Extracted records
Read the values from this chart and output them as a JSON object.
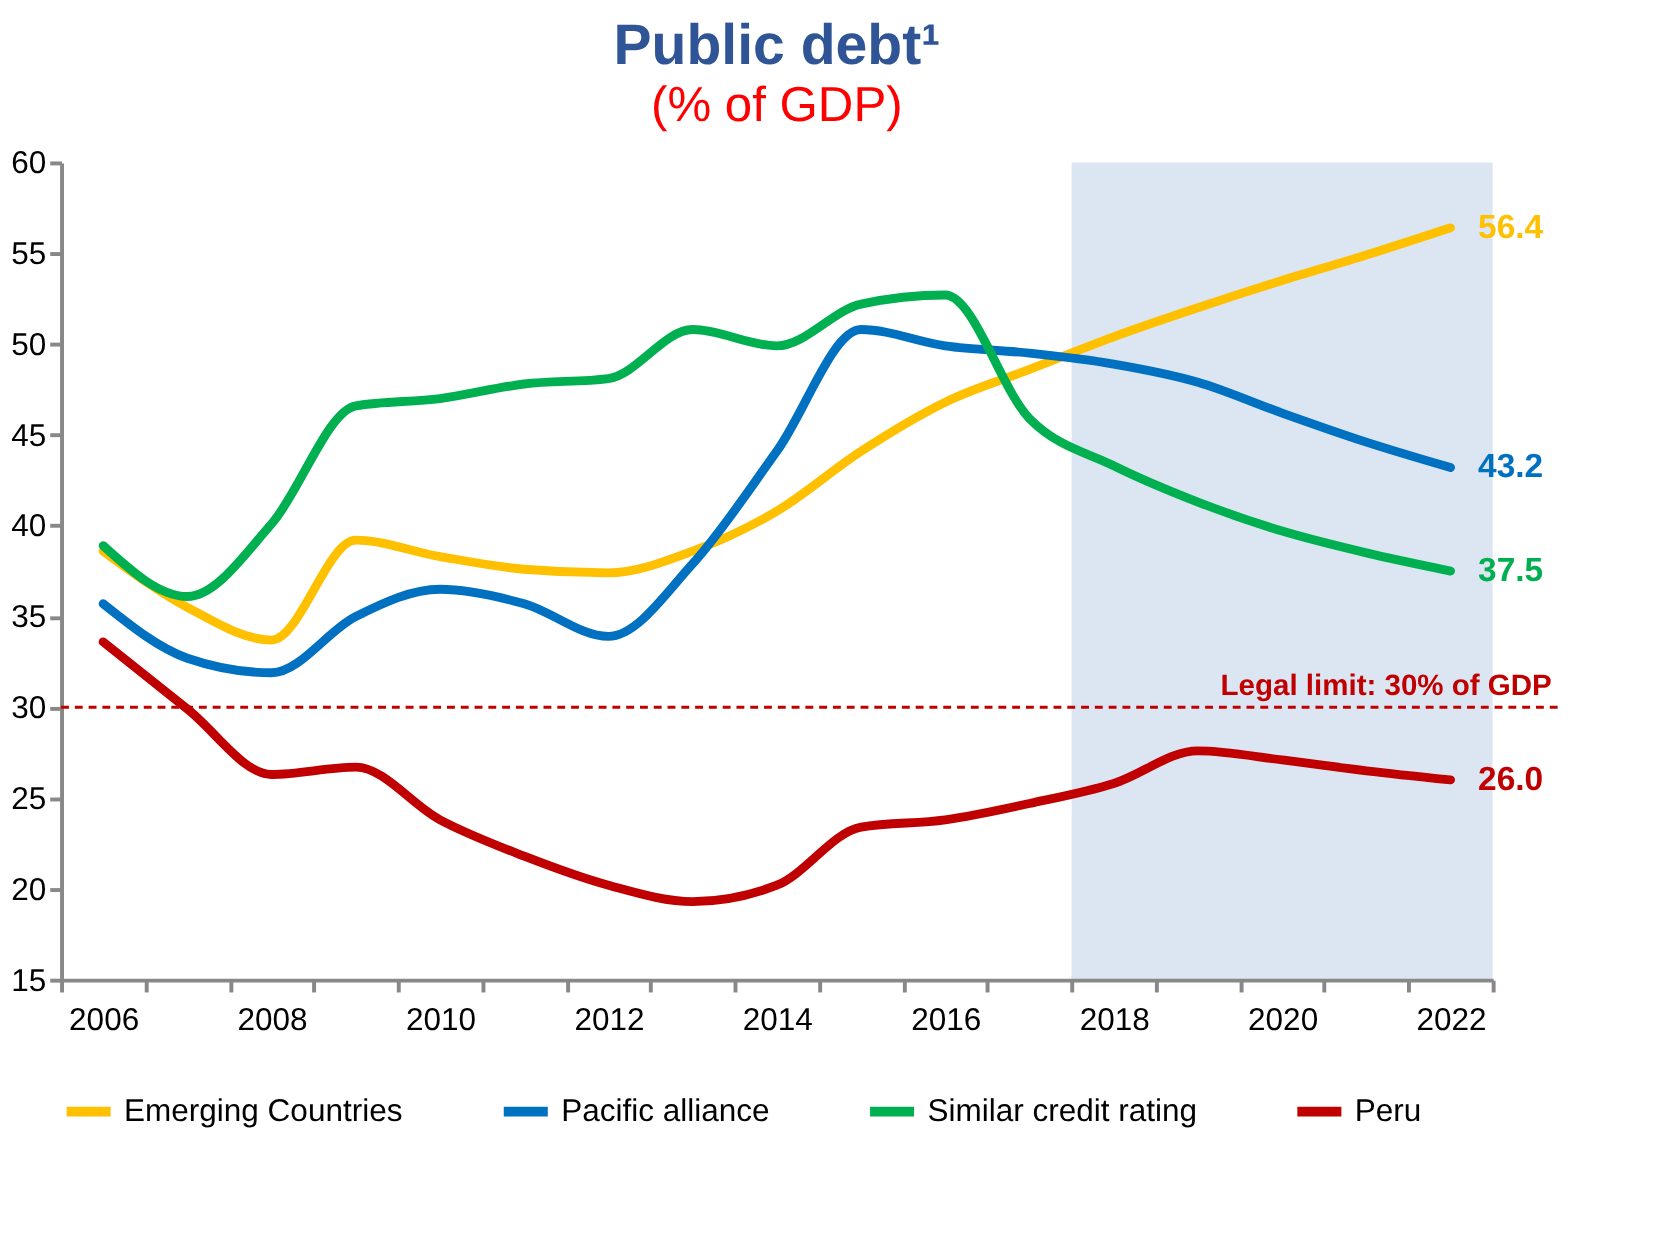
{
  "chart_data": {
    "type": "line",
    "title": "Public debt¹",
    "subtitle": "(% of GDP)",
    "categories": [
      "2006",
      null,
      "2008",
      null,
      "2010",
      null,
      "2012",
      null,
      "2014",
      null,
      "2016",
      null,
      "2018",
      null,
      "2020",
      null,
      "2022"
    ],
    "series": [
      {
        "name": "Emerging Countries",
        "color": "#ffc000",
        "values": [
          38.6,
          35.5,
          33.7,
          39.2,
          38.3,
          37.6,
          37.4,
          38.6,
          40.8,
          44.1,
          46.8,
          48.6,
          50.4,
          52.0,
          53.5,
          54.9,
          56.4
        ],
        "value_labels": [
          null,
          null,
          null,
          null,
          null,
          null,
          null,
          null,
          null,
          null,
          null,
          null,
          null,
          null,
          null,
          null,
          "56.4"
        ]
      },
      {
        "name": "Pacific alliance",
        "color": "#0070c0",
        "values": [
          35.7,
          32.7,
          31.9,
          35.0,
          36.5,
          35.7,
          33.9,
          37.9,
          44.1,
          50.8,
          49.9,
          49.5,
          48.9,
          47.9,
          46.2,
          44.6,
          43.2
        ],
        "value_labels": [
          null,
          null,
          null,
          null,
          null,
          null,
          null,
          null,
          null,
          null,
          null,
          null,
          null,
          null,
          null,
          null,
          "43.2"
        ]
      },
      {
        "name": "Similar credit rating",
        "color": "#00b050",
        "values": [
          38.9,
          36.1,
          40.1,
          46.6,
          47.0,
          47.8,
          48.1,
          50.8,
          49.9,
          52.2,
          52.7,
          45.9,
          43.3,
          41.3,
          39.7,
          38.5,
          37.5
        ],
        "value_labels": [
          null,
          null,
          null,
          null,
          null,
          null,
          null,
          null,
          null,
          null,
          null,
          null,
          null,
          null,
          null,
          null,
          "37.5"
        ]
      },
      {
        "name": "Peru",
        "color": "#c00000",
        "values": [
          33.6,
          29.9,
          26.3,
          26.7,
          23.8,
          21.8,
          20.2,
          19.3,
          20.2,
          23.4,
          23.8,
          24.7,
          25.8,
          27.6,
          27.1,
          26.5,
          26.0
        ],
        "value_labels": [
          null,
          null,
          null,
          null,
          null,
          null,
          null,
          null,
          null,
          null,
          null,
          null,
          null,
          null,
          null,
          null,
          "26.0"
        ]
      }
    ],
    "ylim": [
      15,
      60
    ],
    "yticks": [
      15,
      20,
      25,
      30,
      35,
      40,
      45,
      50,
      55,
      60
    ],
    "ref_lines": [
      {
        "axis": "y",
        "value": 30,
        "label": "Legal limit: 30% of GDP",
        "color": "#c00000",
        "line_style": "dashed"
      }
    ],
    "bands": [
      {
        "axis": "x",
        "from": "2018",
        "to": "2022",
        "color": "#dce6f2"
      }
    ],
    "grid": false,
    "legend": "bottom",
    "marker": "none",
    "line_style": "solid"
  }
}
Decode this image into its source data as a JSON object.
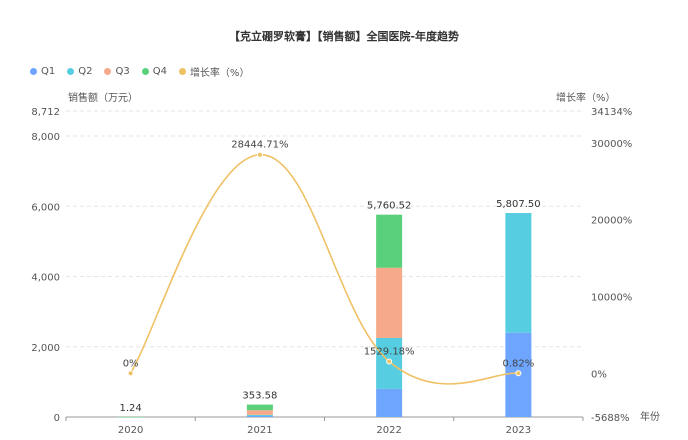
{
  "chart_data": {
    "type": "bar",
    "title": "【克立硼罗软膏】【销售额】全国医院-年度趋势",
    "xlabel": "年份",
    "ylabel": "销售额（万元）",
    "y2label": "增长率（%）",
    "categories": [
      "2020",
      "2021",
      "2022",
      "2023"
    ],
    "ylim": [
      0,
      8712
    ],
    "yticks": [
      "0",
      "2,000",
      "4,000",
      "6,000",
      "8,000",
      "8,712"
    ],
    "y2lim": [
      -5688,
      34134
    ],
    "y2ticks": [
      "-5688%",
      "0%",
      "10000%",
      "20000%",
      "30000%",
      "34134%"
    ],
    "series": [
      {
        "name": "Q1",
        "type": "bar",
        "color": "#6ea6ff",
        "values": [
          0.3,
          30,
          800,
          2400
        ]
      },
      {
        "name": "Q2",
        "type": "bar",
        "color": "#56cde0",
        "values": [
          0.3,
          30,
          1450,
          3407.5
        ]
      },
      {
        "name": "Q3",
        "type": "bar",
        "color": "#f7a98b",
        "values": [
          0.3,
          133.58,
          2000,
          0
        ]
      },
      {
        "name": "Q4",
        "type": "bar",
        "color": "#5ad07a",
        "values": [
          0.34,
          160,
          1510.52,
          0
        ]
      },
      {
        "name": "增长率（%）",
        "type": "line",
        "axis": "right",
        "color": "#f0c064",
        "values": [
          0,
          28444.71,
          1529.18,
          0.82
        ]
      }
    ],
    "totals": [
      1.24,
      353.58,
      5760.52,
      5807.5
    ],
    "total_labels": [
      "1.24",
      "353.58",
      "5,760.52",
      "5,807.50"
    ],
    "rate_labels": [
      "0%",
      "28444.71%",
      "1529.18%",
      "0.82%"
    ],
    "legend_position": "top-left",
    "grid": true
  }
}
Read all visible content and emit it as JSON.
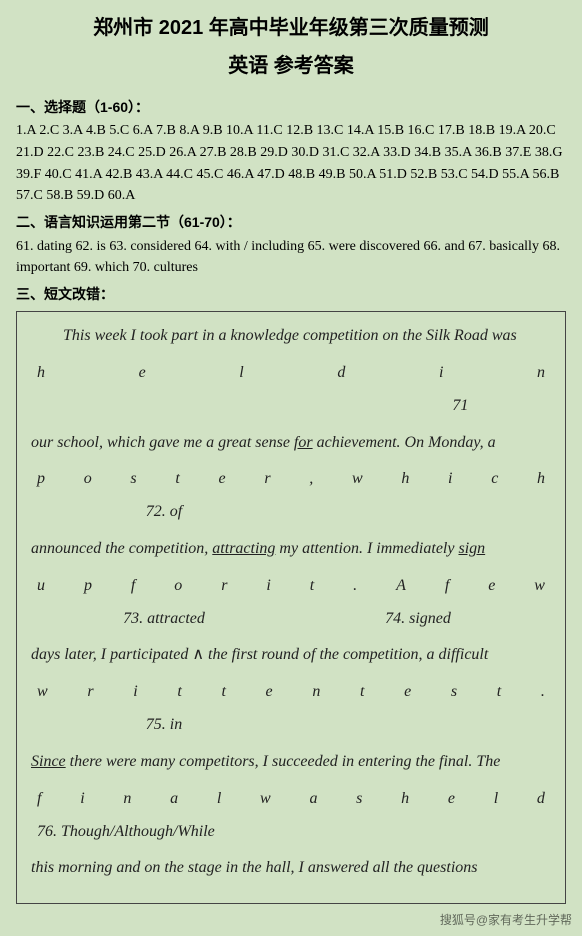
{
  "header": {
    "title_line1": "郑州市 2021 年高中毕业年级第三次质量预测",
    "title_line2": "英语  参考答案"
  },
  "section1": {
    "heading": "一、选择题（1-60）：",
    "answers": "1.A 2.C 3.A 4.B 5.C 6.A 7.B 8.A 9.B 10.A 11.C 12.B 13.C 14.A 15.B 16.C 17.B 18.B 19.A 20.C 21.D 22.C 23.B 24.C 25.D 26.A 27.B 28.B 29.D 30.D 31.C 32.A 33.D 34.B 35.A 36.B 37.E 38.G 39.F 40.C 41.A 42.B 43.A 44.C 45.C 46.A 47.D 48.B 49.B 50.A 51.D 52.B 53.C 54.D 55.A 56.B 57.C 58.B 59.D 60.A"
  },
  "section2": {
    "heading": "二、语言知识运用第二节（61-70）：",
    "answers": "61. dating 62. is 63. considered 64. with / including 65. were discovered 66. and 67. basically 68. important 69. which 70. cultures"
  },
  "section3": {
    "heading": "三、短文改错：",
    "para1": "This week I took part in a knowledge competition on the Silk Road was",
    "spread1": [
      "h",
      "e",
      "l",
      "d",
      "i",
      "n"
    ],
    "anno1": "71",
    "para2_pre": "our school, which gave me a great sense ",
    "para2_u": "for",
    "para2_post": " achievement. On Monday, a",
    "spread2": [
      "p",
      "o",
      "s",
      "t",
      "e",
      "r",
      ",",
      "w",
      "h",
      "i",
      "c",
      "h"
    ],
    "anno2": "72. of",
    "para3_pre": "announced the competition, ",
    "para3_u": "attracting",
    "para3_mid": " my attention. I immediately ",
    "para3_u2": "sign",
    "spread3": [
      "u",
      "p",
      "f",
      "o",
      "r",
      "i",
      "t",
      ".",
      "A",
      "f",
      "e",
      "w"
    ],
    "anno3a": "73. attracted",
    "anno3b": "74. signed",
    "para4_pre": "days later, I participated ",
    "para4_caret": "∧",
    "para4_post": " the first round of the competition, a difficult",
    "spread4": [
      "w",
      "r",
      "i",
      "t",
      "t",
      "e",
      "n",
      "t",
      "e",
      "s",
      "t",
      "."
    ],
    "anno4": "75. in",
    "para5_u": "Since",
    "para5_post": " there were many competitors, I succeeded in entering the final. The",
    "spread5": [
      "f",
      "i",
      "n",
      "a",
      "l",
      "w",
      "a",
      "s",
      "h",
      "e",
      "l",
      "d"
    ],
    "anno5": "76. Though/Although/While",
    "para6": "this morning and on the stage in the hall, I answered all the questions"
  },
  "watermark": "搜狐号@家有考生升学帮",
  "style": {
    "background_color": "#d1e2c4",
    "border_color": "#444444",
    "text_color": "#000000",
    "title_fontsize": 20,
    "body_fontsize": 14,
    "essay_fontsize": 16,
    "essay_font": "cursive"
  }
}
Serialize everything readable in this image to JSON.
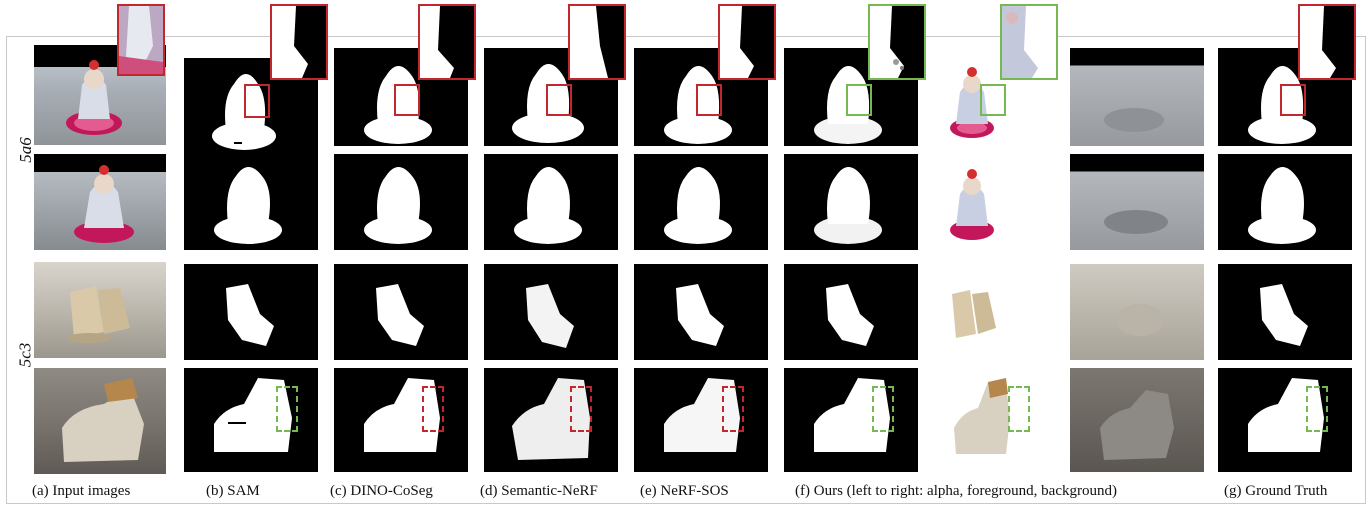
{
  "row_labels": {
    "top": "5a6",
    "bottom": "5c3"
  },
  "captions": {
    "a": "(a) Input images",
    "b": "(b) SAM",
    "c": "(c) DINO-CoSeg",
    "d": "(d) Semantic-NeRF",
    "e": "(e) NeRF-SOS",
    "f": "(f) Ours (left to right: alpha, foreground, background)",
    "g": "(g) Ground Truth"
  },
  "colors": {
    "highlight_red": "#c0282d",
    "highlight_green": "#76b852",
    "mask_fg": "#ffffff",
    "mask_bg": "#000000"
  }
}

EXERCISE REQUIREMENTS
Look back over the material above and state how many lines hold the word "right". Write the number and nothing else.

CORRECT RESPONSE
2